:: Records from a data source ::
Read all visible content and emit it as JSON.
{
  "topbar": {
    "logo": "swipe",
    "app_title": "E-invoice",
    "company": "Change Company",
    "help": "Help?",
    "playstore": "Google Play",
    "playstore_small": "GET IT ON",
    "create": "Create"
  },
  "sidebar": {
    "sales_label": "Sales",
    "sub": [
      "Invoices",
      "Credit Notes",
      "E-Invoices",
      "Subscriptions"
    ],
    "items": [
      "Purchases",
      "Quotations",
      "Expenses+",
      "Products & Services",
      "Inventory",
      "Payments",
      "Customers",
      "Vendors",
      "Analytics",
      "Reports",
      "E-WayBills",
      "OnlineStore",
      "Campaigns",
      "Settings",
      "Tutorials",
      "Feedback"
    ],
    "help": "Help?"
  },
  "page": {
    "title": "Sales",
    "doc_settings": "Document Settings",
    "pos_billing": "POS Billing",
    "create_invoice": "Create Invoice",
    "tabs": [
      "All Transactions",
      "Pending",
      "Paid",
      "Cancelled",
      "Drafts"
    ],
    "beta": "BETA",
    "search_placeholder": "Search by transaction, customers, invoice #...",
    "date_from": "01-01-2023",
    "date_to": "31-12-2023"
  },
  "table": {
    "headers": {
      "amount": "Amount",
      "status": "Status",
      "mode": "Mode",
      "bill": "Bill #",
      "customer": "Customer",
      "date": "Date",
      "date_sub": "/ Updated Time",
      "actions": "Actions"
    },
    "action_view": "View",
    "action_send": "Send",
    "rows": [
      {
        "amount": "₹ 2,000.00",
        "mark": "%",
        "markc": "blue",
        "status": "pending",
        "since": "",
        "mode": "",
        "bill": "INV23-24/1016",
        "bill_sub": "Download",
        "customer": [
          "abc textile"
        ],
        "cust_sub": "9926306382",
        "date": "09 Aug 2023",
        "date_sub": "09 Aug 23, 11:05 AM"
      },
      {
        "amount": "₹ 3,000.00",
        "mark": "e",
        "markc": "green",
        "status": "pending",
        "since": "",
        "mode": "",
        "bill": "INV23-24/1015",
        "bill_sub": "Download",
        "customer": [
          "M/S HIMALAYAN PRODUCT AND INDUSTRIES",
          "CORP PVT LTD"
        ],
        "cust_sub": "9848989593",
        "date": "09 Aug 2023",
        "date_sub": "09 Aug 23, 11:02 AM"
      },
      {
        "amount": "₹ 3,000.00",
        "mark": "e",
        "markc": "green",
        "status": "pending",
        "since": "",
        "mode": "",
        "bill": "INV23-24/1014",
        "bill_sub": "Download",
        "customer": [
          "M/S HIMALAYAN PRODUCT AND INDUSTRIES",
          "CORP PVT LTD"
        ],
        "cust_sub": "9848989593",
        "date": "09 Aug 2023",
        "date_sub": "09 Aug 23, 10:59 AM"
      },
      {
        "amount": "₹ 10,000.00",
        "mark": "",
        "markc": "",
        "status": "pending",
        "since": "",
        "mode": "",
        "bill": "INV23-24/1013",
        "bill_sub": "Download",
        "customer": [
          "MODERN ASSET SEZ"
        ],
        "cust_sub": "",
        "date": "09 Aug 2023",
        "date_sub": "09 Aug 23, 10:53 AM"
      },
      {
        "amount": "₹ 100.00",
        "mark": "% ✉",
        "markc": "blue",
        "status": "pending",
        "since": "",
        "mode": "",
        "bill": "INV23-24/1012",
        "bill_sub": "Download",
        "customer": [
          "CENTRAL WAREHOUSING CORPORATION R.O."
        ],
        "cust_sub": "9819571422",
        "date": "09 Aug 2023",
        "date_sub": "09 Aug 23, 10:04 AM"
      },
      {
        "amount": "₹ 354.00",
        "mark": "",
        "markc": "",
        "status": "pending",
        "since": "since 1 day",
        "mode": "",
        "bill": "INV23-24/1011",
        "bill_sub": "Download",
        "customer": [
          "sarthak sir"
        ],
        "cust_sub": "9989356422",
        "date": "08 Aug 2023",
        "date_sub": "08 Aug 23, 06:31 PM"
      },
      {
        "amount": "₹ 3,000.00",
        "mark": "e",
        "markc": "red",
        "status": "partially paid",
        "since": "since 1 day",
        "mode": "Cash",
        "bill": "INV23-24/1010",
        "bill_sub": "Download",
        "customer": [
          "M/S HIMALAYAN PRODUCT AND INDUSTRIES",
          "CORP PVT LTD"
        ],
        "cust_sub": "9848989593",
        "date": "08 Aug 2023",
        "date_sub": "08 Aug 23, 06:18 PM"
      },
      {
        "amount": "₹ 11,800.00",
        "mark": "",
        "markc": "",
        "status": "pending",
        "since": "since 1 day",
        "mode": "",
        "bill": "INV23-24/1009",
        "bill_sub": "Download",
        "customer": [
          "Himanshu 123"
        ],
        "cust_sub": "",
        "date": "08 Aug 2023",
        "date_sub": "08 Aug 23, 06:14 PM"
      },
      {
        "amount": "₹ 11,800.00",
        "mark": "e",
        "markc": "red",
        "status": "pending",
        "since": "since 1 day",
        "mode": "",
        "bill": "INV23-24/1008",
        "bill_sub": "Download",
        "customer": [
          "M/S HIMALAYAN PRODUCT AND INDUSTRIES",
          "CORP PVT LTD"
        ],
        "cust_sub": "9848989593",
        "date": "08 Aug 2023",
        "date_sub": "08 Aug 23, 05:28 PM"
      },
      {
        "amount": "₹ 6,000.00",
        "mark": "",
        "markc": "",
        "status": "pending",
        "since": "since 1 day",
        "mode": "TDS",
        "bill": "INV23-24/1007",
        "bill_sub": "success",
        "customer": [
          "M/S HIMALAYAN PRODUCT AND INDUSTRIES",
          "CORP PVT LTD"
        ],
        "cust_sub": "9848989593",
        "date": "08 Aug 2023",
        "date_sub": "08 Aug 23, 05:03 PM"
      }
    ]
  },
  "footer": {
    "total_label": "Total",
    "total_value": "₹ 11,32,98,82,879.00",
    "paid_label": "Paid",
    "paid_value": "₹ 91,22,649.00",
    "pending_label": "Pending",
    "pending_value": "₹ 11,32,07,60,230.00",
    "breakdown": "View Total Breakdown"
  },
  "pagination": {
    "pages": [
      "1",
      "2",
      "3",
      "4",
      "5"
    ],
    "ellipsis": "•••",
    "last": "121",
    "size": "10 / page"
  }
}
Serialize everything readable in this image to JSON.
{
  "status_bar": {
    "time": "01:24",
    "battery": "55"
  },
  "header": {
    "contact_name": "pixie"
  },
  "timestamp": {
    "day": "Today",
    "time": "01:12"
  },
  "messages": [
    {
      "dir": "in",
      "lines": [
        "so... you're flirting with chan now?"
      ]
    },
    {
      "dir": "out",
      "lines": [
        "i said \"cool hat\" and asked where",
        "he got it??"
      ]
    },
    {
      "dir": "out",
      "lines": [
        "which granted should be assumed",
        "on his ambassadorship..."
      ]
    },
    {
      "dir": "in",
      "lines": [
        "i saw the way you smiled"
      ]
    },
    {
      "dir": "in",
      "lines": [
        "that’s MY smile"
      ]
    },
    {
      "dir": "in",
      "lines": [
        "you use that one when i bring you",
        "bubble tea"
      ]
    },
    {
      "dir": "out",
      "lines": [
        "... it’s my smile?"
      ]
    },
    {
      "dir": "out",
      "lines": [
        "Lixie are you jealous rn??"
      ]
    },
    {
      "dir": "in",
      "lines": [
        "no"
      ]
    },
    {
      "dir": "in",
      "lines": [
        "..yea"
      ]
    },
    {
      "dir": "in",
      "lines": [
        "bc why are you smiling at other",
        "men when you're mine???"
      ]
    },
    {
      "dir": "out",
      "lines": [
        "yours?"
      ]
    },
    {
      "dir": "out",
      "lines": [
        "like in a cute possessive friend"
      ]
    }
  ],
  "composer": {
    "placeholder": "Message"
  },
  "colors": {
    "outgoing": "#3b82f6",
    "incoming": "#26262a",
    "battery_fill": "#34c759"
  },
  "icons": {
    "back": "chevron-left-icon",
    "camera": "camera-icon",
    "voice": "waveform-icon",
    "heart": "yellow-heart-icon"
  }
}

:: WORK TO BE COMPLETED ::
Which lines hold the word "Settings"? Copy every one of them.

:: RESPONSE TO THE EXERCISE ::
      "Settings",
    "doc_settings": "Document Settings",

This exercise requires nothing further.